-- begin Material --

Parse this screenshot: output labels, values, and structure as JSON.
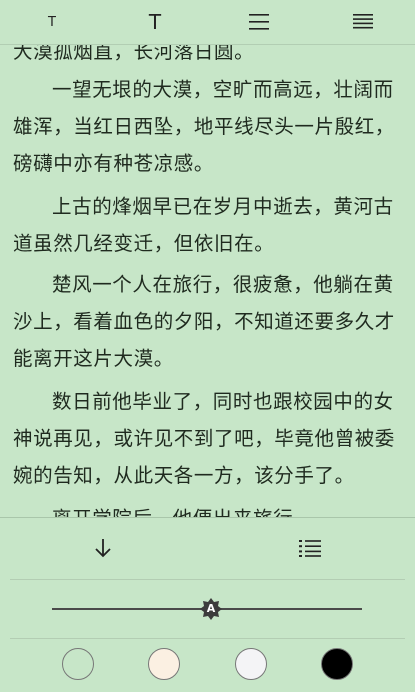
{
  "toolbar": {
    "items": [
      {
        "name": "font-decrease-icon",
        "glyph": "T",
        "size": 13
      },
      {
        "name": "font-increase-icon",
        "glyph": "T",
        "size": 20
      },
      {
        "name": "line-spacing-wide-icon"
      },
      {
        "name": "line-spacing-narrow-icon"
      }
    ]
  },
  "reader": {
    "paragraphs": [
      "大漠孤烟直，长河落日圆。",
      "一望无垠的大漠，空旷而高远，壮阔而雄浑，当红日西坠，地平线尽头一片殷红，磅礴中亦有种苍凉感。",
      "上古的烽烟早已在岁月中逝去，黄河古道虽然几经变迁，但依旧在。",
      "楚风一个人在旅行，很疲惫，他躺在黄沙上，看着血色的夕阳，不知道还要多久才能离开这片大漠。",
      "数日前他毕业了，同时也跟校园中的女神说再见，或许见不到了吧，毕竟他曾被委婉的告知，从此天各一方，该分手了。",
      "离开学院后，他便出来旅行"
    ]
  },
  "panel": {
    "download_icon": "arrow-down-icon",
    "toc_icon": "list-icon",
    "brightness": {
      "value": 0.5,
      "thumb_label": "A"
    },
    "themes": [
      {
        "name": "theme-green",
        "color": "#c7e6c8",
        "selected": true
      },
      {
        "name": "theme-cream",
        "color": "#fbf0e2",
        "selected": false
      },
      {
        "name": "theme-white",
        "color": "#f4f4f6",
        "selected": false
      },
      {
        "name": "theme-black",
        "color": "#000000",
        "selected": false
      }
    ]
  }
}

-- end Material --

— The exercise —
All records must be output exactly as they are, except for the pictures, which are left out.

— Right answer —
Parse this screenshot: output labels, values, and structure as JSON.
{
  "toolbar": {
    "items": [
      {
        "name": "font-decrease-icon",
        "glyph": "T",
        "size": 13
      },
      {
        "name": "font-increase-icon",
        "glyph": "T",
        "size": 20
      },
      {
        "name": "line-spacing-wide-icon"
      },
      {
        "name": "line-spacing-narrow-icon"
      }
    ]
  },
  "reader": {
    "paragraphs": [
      "大漠孤烟直，长河落日圆。",
      "一望无垠的大漠，空旷而高远，壮阔而雄浑，当红日西坠，地平线尽头一片殷红，磅礴中亦有种苍凉感。",
      "上古的烽烟早已在岁月中逝去，黄河古道虽然几经变迁，但依旧在。",
      "楚风一个人在旅行，很疲惫，他躺在黄沙上，看着血色的夕阳，不知道还要多久才能离开这片大漠。",
      "数日前他毕业了，同时也跟校园中的女神说再见，或许见不到了吧，毕竟他曾被委婉的告知，从此天各一方，该分手了。",
      "离开学院后，他便出来旅行"
    ]
  },
  "panel": {
    "download_icon": "arrow-down-icon",
    "toc_icon": "list-icon",
    "brightness": {
      "value": 0.5,
      "thumb_label": "A"
    },
    "themes": [
      {
        "name": "theme-green",
        "color": "#c7e6c8",
        "selected": true
      },
      {
        "name": "theme-cream",
        "color": "#fbf0e2",
        "selected": false
      },
      {
        "name": "theme-white",
        "color": "#f4f4f6",
        "selected": false
      },
      {
        "name": "theme-black",
        "color": "#000000",
        "selected": false
      }
    ]
  }
}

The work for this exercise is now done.